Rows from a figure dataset

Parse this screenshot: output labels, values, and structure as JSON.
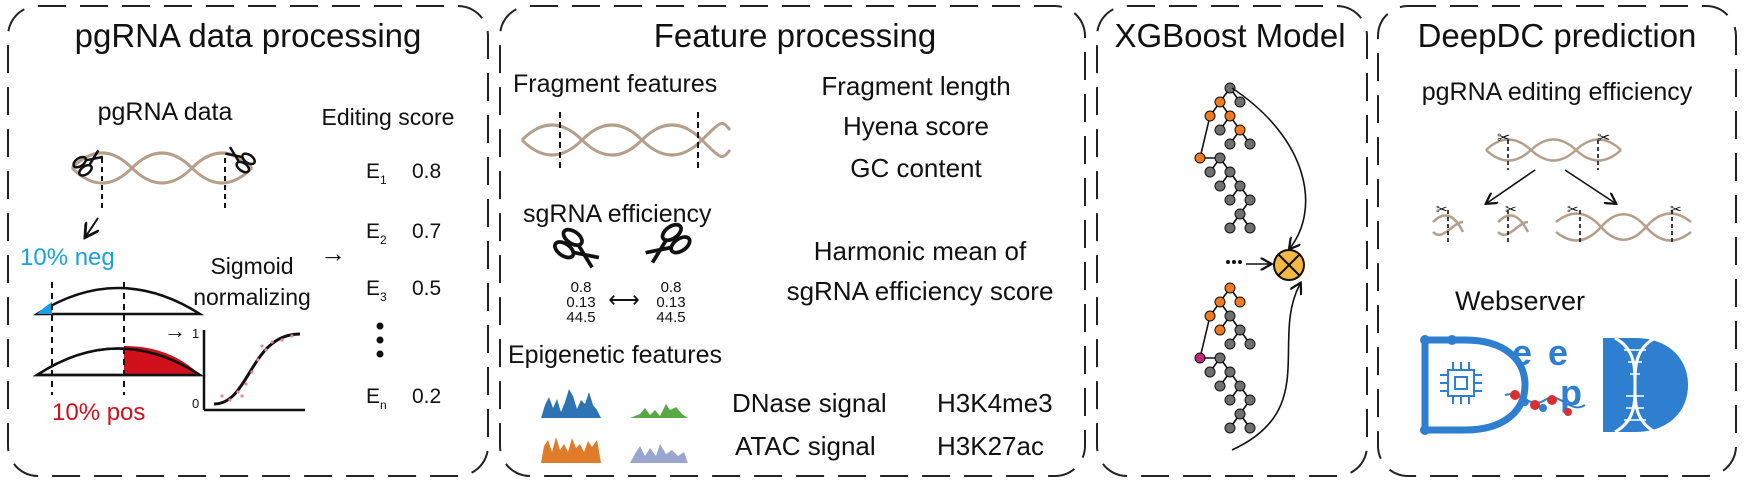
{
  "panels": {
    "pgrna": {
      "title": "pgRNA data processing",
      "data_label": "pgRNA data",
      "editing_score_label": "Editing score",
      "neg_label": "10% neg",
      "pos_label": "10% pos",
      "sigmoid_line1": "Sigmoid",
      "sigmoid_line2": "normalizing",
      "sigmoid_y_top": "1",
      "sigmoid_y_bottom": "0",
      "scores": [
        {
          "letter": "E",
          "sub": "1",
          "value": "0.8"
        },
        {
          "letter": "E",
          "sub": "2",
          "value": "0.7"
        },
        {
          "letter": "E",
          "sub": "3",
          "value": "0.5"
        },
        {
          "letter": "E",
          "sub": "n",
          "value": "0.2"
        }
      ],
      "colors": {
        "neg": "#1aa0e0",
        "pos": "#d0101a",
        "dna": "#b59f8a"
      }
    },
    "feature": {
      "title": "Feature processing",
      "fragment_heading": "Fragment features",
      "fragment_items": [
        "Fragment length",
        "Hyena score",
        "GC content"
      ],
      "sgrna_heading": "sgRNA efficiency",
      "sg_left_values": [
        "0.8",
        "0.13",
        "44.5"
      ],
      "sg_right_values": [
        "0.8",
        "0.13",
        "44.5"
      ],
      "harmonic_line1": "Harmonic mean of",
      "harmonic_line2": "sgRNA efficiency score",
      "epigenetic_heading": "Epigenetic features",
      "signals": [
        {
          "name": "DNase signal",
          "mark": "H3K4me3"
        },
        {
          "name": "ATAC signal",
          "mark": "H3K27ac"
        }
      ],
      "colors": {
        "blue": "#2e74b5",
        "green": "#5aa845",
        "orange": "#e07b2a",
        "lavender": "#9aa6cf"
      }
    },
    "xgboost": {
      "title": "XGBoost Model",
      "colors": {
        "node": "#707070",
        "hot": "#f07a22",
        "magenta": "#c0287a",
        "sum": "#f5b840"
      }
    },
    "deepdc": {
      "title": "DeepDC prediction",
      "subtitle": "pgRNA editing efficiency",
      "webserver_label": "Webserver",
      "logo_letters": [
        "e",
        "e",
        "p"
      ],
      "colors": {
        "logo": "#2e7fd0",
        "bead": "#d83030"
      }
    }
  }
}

Set problem. Without the pictures, extract every entry verbatim.

Exercise result.
Parse this screenshot: output labels, values, and structure as JSON.
{
  "panels": {
    "pgrna": {
      "title": "pgRNA data processing",
      "data_label": "pgRNA data",
      "editing_score_label": "Editing score",
      "neg_label": "10% neg",
      "pos_label": "10% pos",
      "sigmoid_line1": "Sigmoid",
      "sigmoid_line2": "normalizing",
      "sigmoid_y_top": "1",
      "sigmoid_y_bottom": "0",
      "scores": [
        {
          "letter": "E",
          "sub": "1",
          "value": "0.8"
        },
        {
          "letter": "E",
          "sub": "2",
          "value": "0.7"
        },
        {
          "letter": "E",
          "sub": "3",
          "value": "0.5"
        },
        {
          "letter": "E",
          "sub": "n",
          "value": "0.2"
        }
      ],
      "colors": {
        "neg": "#1aa0e0",
        "pos": "#d0101a",
        "dna": "#b59f8a"
      }
    },
    "feature": {
      "title": "Feature processing",
      "fragment_heading": "Fragment features",
      "fragment_items": [
        "Fragment length",
        "Hyena score",
        "GC content"
      ],
      "sgrna_heading": "sgRNA efficiency",
      "sg_left_values": [
        "0.8",
        "0.13",
        "44.5"
      ],
      "sg_right_values": [
        "0.8",
        "0.13",
        "44.5"
      ],
      "harmonic_line1": "Harmonic mean of",
      "harmonic_line2": "sgRNA efficiency score",
      "epigenetic_heading": "Epigenetic features",
      "signals": [
        {
          "name": "DNase signal",
          "mark": "H3K4me3"
        },
        {
          "name": "ATAC signal",
          "mark": "H3K27ac"
        }
      ],
      "colors": {
        "blue": "#2e74b5",
        "green": "#5aa845",
        "orange": "#e07b2a",
        "lavender": "#9aa6cf"
      }
    },
    "xgboost": {
      "title": "XGBoost Model",
      "colors": {
        "node": "#707070",
        "hot": "#f07a22",
        "magenta": "#c0287a",
        "sum": "#f5b840"
      }
    },
    "deepdc": {
      "title": "DeepDC prediction",
      "subtitle": "pgRNA editing efficiency",
      "webserver_label": "Webserver",
      "logo_letters": [
        "e",
        "e",
        "p"
      ],
      "colors": {
        "logo": "#2e7fd0",
        "bead": "#d83030"
      }
    }
  }
}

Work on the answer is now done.